▸ **WHAT THIS TASK INVOLVES**: Extract every line of the material below and reproduce it faithfully.
--- start of INPUT DATA ---
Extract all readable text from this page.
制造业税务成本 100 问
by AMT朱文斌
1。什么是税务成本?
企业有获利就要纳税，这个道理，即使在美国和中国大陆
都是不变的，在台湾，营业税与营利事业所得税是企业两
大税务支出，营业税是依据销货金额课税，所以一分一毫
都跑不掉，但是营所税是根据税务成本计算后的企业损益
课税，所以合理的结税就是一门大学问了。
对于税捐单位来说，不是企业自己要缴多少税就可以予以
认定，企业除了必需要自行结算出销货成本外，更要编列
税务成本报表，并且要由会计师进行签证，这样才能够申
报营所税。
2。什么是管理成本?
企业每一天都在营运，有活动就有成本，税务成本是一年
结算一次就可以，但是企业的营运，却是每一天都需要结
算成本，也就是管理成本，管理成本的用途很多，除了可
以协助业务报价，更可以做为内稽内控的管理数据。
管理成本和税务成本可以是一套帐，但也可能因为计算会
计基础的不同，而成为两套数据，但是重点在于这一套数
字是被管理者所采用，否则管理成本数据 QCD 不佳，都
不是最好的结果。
--- end of INPUT DATA ---
▸ **FINISHED ANSWER**:
Extract all readable text from this page.
制造业税务成本 100 问
by AMT朱文斌
1。什么是税务成本?
企业有获利就要纳税，这个道理，即使在美国和中国大陆
都是不变的，在台湾，营业税与营利事业所得税是企业两
大税务支出，营业税是依据销货金额课税，所以一分一毫
都跑不掉，但是营所税是根据税务成本计算后的企业损益
课税，所以合理的结税就是一门大学问了。
对于税捐单位来说，不是企业自己要缴多少税就可以予以
认定，企业除了必需要自行结算出销货成本外，更要编列
税务成本报表，并且要由会计师进行签证，这样才能够申
报营所税。
2。什么是管理成本?
企业每一天都在营运，有活动就有成本，税务成本是一年
结算一次就可以，但是企业的营运，却是每一天都需要结
算成本，也就是管理成本，管理成本的用途很多，除了可
以协助业务报价，更可以做为内稽内控的管理数据。
管理成本和税务成本可以是一套帐，但也可能因为计算会
计基础的不同，而成为两套数据，但是重点在于这一套数
字是被管理者所采用，否则管理成本数据 QCD 不佳，都
不是最好的结果。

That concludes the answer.